Records of document pages and text -
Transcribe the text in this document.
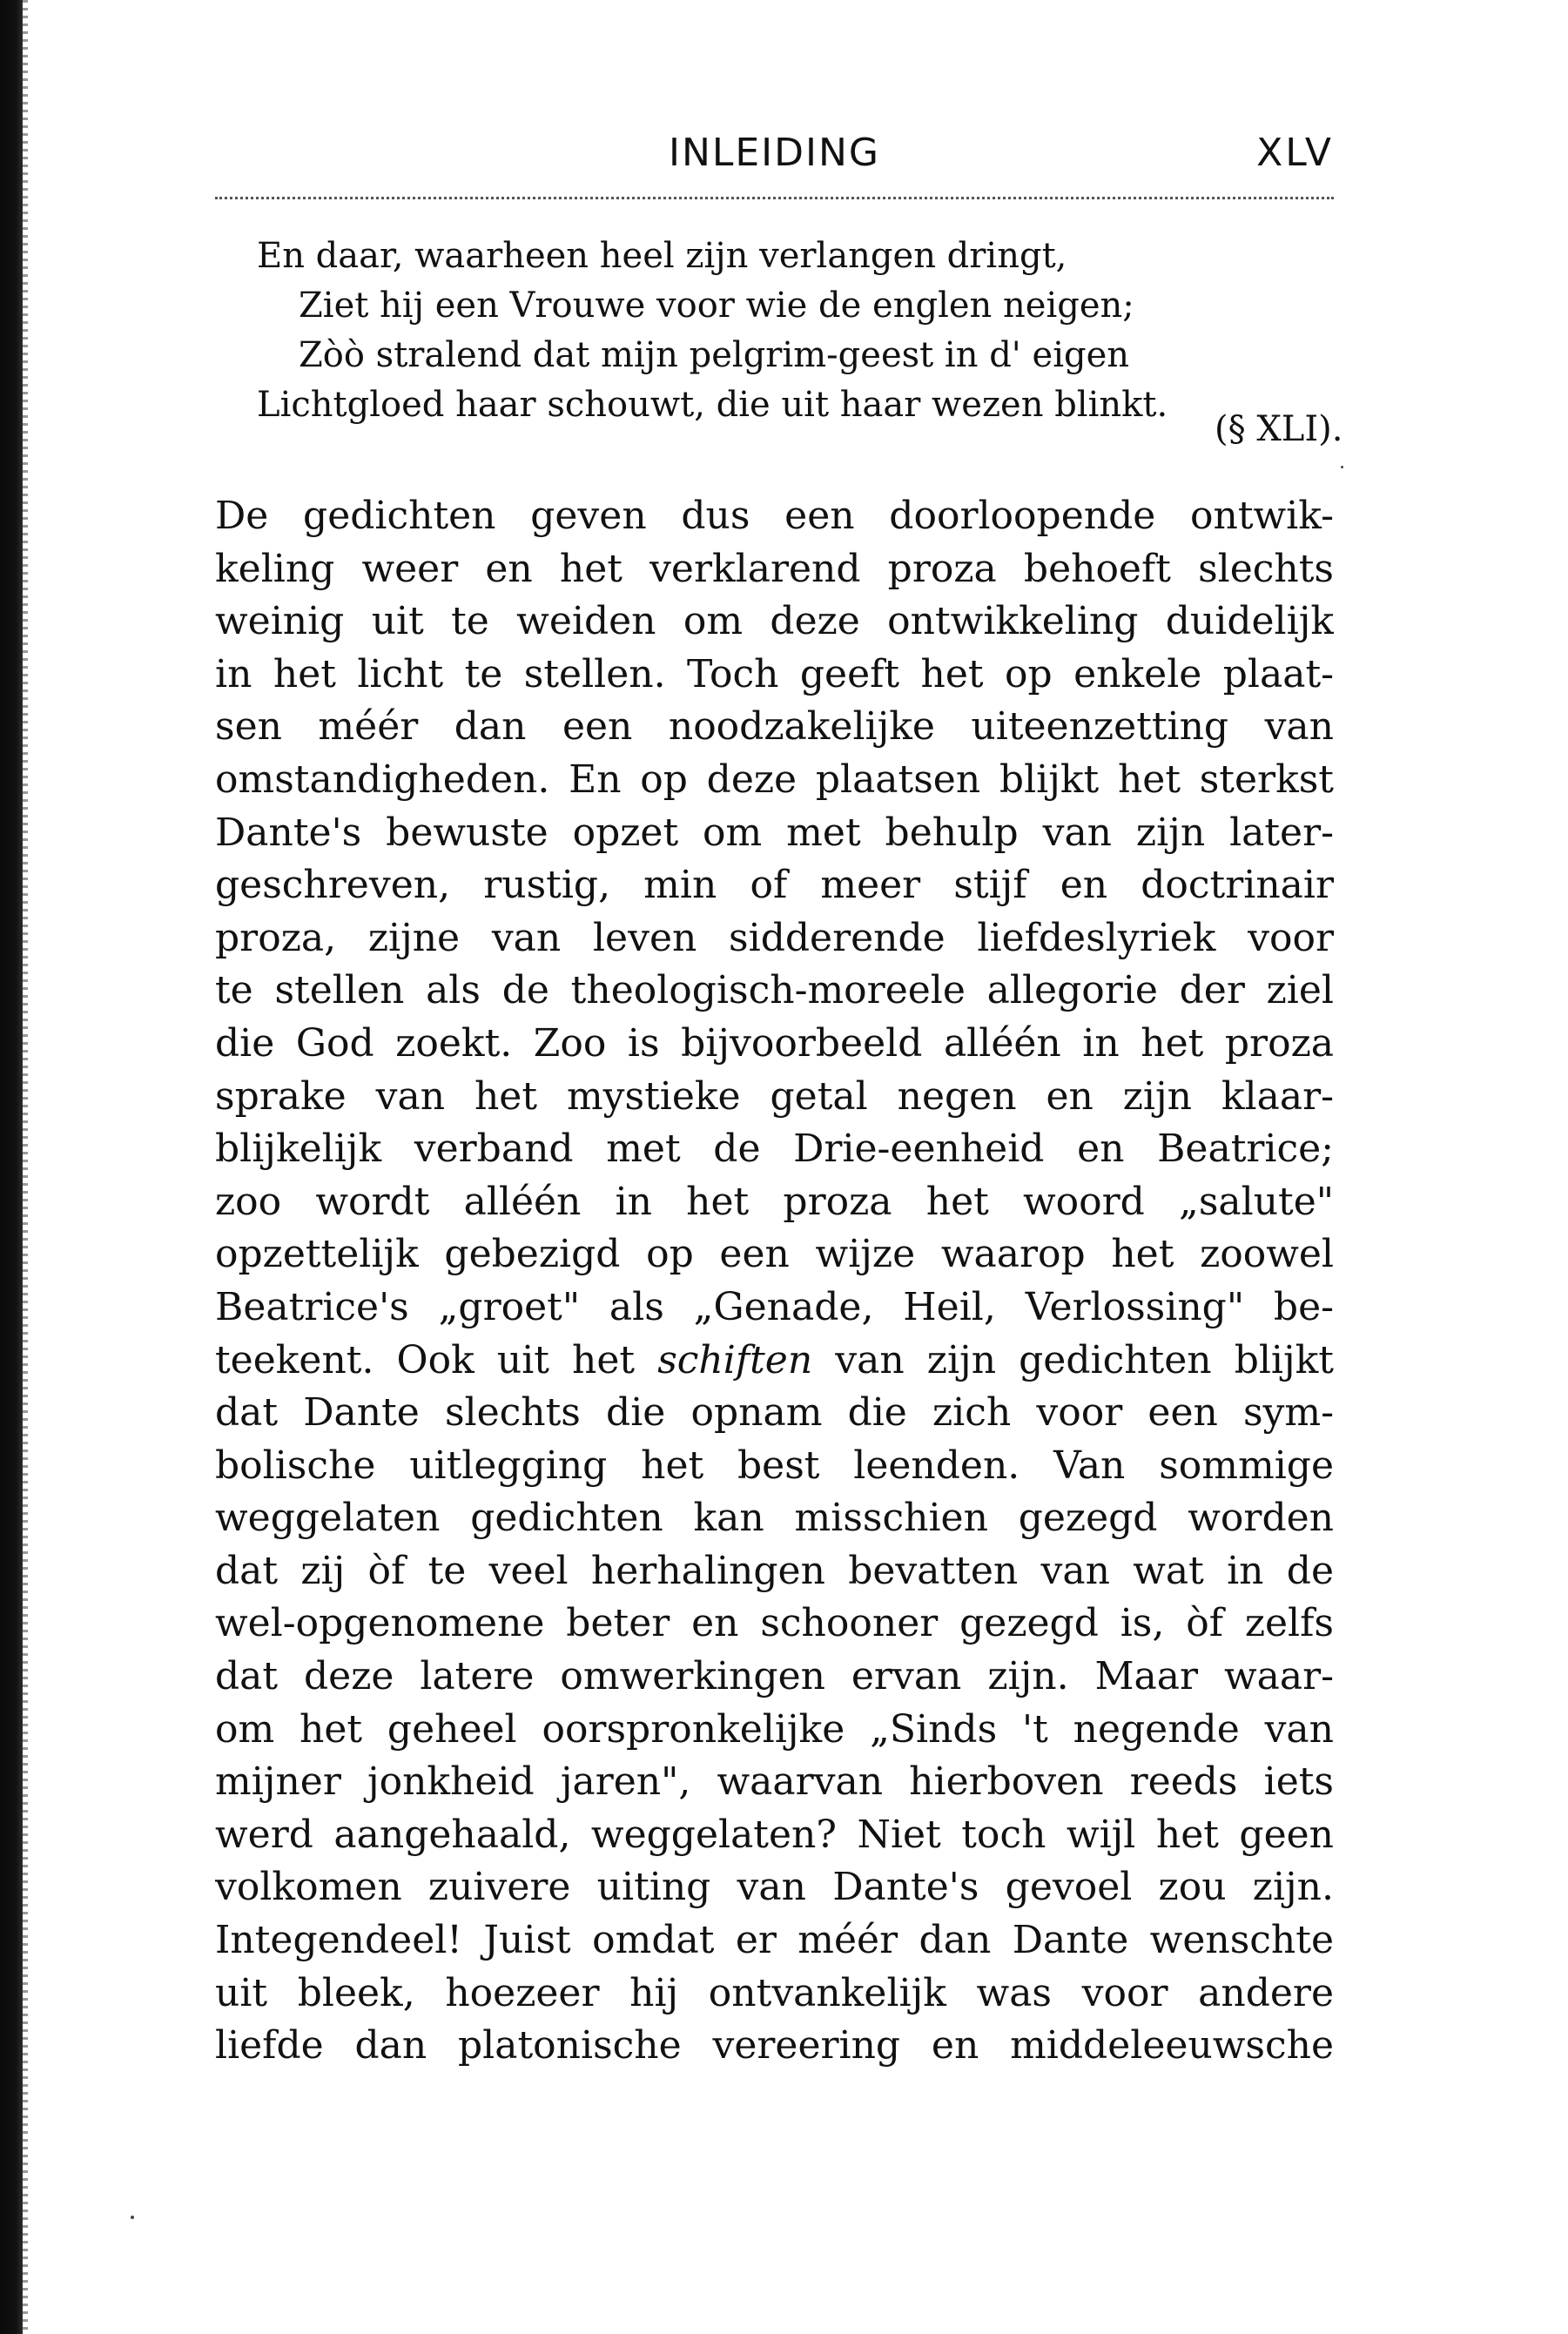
INLEIDING	XLV
En daar, waarheen heel zijn verlangen dringt,
Ziet hij een Vrouwe voor wie de englen neigen;
Zòò stralend dat mijn pelgrim-geest in d' eigen
Lichtgloed haar schouwt, die uit haar wezen blinkt.
(§ XLI).
De gedichten geven dus een doorloopende ontwik-
keling weer en het verklarend proza behoeft slechts
weinig uit te weiden om deze ontwikkeling duidelijk
in het licht te stellen. Toch geeft het op enkele plaat-
sen méér dan een noodzakelijke uiteenzetting van
omstandigheden. En op deze plaatsen blijkt het sterkst
Dante's bewuste opzet om met behulp van zijn later-
geschreven, rustig, min of meer stijf en doctrinair
proza, zijne van leven sidderende liefdeslyriek voor
te stellen als de theologisch-moreele allegorie der ziel
die God zoekt. Zoo is bijvoorbeeld alléén in het proza
sprake van het mystieke getal negen en zijn klaar-
blijkelijk verband met de Drie-eenheid en Beatrice;
zoo wordt alléén in het proza het woord „salute"
opzettelijk gebezigd op een wijze waarop het zoowel
Beatrice's „groet" als „Genade, Heil, Verlossing" be-
teekent. Ook uit het schiften van zijn gedichten blijkt
dat Dante slechts die opnam die zich voor een sym-
bolische uitlegging het best leenden. Van sommige
weggelaten gedichten kan misschien gezegd worden
dat zij òf te veel herhalingen bevatten van wat in de
wel-opgenomene beter en schooner gezegd is, òf zelfs
dat deze latere omwerkingen ervan zijn. Maar waar-
om het geheel oorspronkelijke „Sinds 't negende van
mijner jonkheid jaren", waarvan hierboven reeds iets
werd aangehaald, weggelaten? Niet toch wijl het geen
volkomen zuivere uiting van Dante's gevoel zou zijn.
Integendeel! Juist omdat er méér dan Dante wenschte
uit bleek, hoezeer hij ontvankelijk was voor andere
liefde dan platonische vereering en middeleeuwsche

Directions for this task -
Report the lines above that contain "gedichten".

Task answer -
De gedichten geven dus een doorloopende ontwik-
teekent. Ook uit het schiften van zijn gedichten blijkt
weggelaten gedichten kan misschien gezegd worden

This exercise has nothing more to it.